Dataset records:
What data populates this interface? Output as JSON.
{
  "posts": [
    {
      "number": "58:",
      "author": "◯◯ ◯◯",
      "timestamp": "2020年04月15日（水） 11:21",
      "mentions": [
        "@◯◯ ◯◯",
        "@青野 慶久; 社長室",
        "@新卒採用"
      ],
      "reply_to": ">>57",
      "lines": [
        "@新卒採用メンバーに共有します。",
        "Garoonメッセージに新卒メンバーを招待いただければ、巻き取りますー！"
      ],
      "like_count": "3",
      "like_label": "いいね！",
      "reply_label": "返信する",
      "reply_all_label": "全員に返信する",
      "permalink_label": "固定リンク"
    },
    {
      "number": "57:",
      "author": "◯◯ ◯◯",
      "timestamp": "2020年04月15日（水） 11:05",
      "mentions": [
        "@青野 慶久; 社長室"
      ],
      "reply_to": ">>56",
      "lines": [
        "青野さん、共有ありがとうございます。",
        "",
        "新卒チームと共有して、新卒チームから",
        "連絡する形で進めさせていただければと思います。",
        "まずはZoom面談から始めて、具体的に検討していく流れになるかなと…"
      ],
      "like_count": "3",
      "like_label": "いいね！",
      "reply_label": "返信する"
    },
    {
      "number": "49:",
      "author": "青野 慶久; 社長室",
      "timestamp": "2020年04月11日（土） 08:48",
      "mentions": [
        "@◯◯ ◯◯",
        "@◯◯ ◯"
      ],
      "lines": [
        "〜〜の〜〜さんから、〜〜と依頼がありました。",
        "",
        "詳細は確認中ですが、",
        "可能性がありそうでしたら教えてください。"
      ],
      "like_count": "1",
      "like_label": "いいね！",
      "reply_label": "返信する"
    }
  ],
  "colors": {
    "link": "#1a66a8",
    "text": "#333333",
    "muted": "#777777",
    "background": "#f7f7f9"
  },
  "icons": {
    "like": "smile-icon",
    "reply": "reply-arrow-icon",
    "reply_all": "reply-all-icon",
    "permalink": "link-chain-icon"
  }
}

◆ **Problem to solve**
Write the entries again, exactly as they stand.

◆ **Reply**
What data populates this interface? Output as JSON.
{
  "posts": [
    {
      "number": "58:",
      "author": "◯◯ ◯◯",
      "timestamp": "2020年04月15日（水） 11:21",
      "mentions": [
        "@◯◯ ◯◯",
        "@青野 慶久; 社長室",
        "@新卒採用"
      ],
      "reply_to": ">>57",
      "lines": [
        "@新卒採用メンバーに共有します。",
        "Garoonメッセージに新卒メンバーを招待いただければ、巻き取りますー！"
      ],
      "like_count": "3",
      "like_label": "いいね！",
      "reply_label": "返信する",
      "reply_all_label": "全員に返信する",
      "permalink_label": "固定リンク"
    },
    {
      "number": "57:",
      "author": "◯◯ ◯◯",
      "timestamp": "2020年04月15日（水） 11:05",
      "mentions": [
        "@青野 慶久; 社長室"
      ],
      "reply_to": ">>56",
      "lines": [
        "青野さん、共有ありがとうございます。",
        "",
        "新卒チームと共有して、新卒チームから",
        "連絡する形で進めさせていただければと思います。",
        "まずはZoom面談から始めて、具体的に検討していく流れになるかなと…"
      ],
      "like_count": "3",
      "like_label": "いいね！",
      "reply_label": "返信する"
    },
    {
      "number": "49:",
      "author": "青野 慶久; 社長室",
      "timestamp": "2020年04月11日（土） 08:48",
      "mentions": [
        "@◯◯ ◯◯",
        "@◯◯ ◯"
      ],
      "lines": [
        "〜〜の〜〜さんから、〜〜と依頼がありました。",
        "",
        "詳細は確認中ですが、",
        "可能性がありそうでしたら教えてください。"
      ],
      "like_count": "1",
      "like_label": "いいね！",
      "reply_label": "返信する"
    }
  ],
  "colors": {
    "link": "#1a66a8",
    "text": "#333333",
    "muted": "#777777",
    "background": "#f7f7f9"
  },
  "icons": {
    "like": "smile-icon",
    "reply": "reply-arrow-icon",
    "reply_all": "reply-all-icon",
    "permalink": "link-chain-icon"
  }
}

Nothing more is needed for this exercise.